• JOB: Every line of the material below should be repeated exactly.

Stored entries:

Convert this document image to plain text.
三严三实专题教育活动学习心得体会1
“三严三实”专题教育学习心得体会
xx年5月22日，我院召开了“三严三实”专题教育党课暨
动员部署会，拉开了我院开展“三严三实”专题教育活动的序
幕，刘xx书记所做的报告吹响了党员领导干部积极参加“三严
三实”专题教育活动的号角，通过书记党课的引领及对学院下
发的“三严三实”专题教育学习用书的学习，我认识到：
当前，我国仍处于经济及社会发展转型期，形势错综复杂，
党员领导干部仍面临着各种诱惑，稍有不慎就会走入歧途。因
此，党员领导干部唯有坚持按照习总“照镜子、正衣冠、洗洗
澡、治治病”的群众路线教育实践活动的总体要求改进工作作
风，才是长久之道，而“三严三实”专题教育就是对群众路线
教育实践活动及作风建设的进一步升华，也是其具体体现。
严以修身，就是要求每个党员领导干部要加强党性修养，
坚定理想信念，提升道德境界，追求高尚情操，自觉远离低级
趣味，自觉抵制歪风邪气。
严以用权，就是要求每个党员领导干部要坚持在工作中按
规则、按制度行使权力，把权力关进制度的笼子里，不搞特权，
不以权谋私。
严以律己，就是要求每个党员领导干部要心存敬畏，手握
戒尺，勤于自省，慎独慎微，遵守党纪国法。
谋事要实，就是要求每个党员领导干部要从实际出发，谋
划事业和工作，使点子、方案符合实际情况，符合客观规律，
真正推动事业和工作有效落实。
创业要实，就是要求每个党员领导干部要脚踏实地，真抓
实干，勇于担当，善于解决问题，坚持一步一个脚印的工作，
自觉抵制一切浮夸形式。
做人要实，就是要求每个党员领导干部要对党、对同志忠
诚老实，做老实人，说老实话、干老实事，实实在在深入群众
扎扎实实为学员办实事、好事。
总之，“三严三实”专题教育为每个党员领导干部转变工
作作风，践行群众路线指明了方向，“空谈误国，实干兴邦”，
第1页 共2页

• OUTPUT OF THE EXERCISE:
Convert this document image to plain text.
三严三实专题教育活动学习心得体会1
“三严三实”专题教育学习心得体会
xx年5月22日，我院召开了“三严三实”专题教育党课暨
动员部署会，拉开了我院开展“三严三实”专题教育活动的序
幕，刘xx书记所做的报告吹响了党员领导干部积极参加“三严
三实”专题教育活动的号角，通过书记党课的引领及对学院下
发的“三严三实”专题教育学习用书的学习，我认识到：
当前，我国仍处于经济及社会发展转型期，形势错综复杂，
党员领导干部仍面临着各种诱惑，稍有不慎就会走入歧途。因
此，党员领导干部唯有坚持按照习总“照镜子、正衣冠、洗洗
澡、治治病”的群众路线教育实践活动的总体要求改进工作作
风，才是长久之道，而“三严三实”专题教育就是对群众路线
教育实践活动及作风建设的进一步升华，也是其具体体现。
严以修身，就是要求每个党员领导干部要加强党性修养，
坚定理想信念，提升道德境界，追求高尚情操，自觉远离低级
趣味，自觉抵制歪风邪气。
严以用权，就是要求每个党员领导干部要坚持在工作中按
规则、按制度行使权力，把权力关进制度的笼子里，不搞特权，
不以权谋私。
严以律己，就是要求每个党员领导干部要心存敬畏，手握
戒尺，勤于自省，慎独慎微，遵守党纪国法。
谋事要实，就是要求每个党员领导干部要从实际出发，谋
划事业和工作，使点子、方案符合实际情况，符合客观规律，
真正推动事业和工作有效落实。
创业要实，就是要求每个党员领导干部要脚踏实地，真抓
实干，勇于担当，善于解决问题，坚持一步一个脚印的工作，
自觉抵制一切浮夸形式。
做人要实，就是要求每个党员领导干部要对党、对同志忠
诚老实，做老实人，说老实话、干老实事，实实在在深入群众
扎扎实实为学员办实事、好事。
总之，“三严三实”专题教育为每个党员领导干部转变工
作作风，践行群众路线指明了方向，“空谈误国，实干兴邦”，
第1页 共2页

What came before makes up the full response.